▸ **SHORT PROBLEM**
Would you copy out the whole listing exactly as given?

▸ **MATERIAL FOR THE TASK**

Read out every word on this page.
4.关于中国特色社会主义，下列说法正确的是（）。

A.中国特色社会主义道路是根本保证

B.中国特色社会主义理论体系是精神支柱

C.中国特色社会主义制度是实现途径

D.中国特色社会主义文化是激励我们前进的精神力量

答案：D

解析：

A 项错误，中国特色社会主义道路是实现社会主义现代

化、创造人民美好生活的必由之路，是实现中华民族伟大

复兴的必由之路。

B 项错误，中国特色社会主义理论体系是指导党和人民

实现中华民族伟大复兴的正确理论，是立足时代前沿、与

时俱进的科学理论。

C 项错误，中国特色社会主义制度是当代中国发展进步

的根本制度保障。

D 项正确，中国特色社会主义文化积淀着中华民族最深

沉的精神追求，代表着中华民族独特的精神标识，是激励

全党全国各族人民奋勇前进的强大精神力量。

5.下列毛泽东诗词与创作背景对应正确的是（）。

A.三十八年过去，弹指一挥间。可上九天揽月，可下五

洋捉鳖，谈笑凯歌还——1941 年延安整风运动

▸ **RESULT**
Read out every word on this page.
4.关于中国特色社会主义，下列说法正确的是（）。

A.中国特色社会主义道路是根本保证

B.中国特色社会主义理论体系是精神支柱

C.中国特色社会主义制度是实现途径

D.中国特色社会主义文化是激励我们前进的精神力量

答案：D

解析：

A 项错误，中国特色社会主义道路是实现社会主义现代

化、创造人民美好生活的必由之路，是实现中华民族伟大

复兴的必由之路。

B 项错误，中国特色社会主义理论体系是指导党和人民

实现中华民族伟大复兴的正确理论，是立足时代前沿、与

时俱进的科学理论。

C 项错误，中国特色社会主义制度是当代中国发展进步

的根本制度保障。

D 项正确，中国特色社会主义文化积淀着中华民族最深

沉的精神追求，代表着中华民族独特的精神标识，是激励

全党全国各族人民奋勇前进的强大精神力量。

5.下列毛泽东诗词与创作背景对应正确的是（）。

A.三十八年过去，弹指一挥间。可上九天揽月，可下五

洋捉鳖，谈笑凯歌还——1941 年延安整风运动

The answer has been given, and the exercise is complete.